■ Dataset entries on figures
════════
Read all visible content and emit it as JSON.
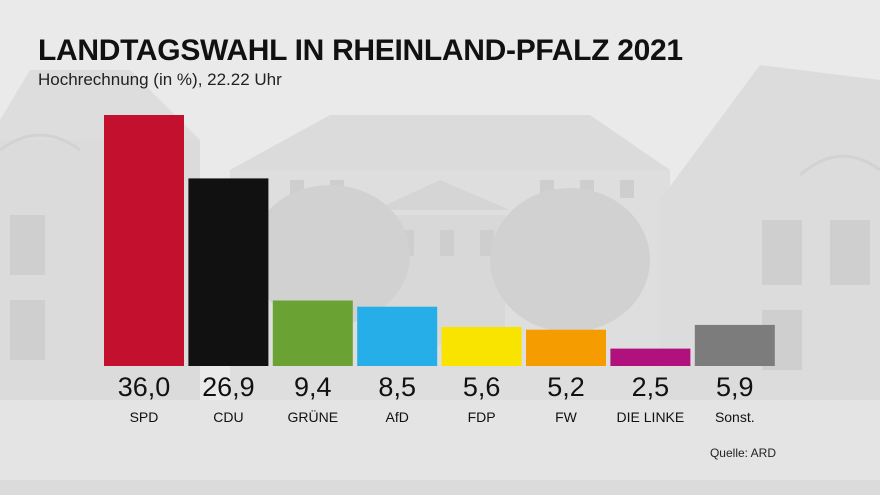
{
  "title": "LANDTAGSWAHL IN RHEINLAND-PFALZ 2021",
  "subtitle": "Hochrechnung (in %), 22.22 Uhr",
  "source": "Quelle: ARD",
  "chart_data": {
    "type": "bar",
    "categories": [
      "SPD",
      "CDU",
      "GRÜNE",
      "AfD",
      "FDP",
      "FW",
      "DIE LINKE",
      "Sonst."
    ],
    "values": [
      36.0,
      26.9,
      9.4,
      8.5,
      5.6,
      5.2,
      2.5,
      5.9
    ],
    "value_labels": [
      "36,0",
      "26,9",
      "9,4",
      "8,5",
      "5,6",
      "5,2",
      "2,5",
      "5,9"
    ],
    "colors": [
      "#c3102f",
      "#111111",
      "#6aa334",
      "#25aee8",
      "#f9e400",
      "#f49c00",
      "#b0117d",
      "#7c7c7c"
    ],
    "title": "LANDTAGSWAHL IN RHEINLAND-PFALZ 2021",
    "subtitle": "Hochrechnung (in %), 22.22 Uhr",
    "xlabel": "",
    "ylabel": "",
    "ylim": [
      0,
      36.0
    ],
    "grid": false
  }
}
════════
■ What to produce
Write out the material above again, word for word, minus its pictures.

■ Reply
Read all visible content and emit it as JSON.
{
  "title": "LANDTAGSWAHL IN RHEINLAND-PFALZ 2021",
  "subtitle": "Hochrechnung (in %), 22.22 Uhr",
  "source": "Quelle: ARD",
  "chart_data": {
    "type": "bar",
    "categories": [
      "SPD",
      "CDU",
      "GRÜNE",
      "AfD",
      "FDP",
      "FW",
      "DIE LINKE",
      "Sonst."
    ],
    "values": [
      36.0,
      26.9,
      9.4,
      8.5,
      5.6,
      5.2,
      2.5,
      5.9
    ],
    "value_labels": [
      "36,0",
      "26,9",
      "9,4",
      "8,5",
      "5,6",
      "5,2",
      "2,5",
      "5,9"
    ],
    "colors": [
      "#c3102f",
      "#111111",
      "#6aa334",
      "#25aee8",
      "#f9e400",
      "#f49c00",
      "#b0117d",
      "#7c7c7c"
    ],
    "title": "LANDTAGSWAHL IN RHEINLAND-PFALZ 2021",
    "subtitle": "Hochrechnung (in %), 22.22 Uhr",
    "xlabel": "",
    "ylabel": "",
    "ylim": [
      0,
      36.0
    ],
    "grid": false
  }
}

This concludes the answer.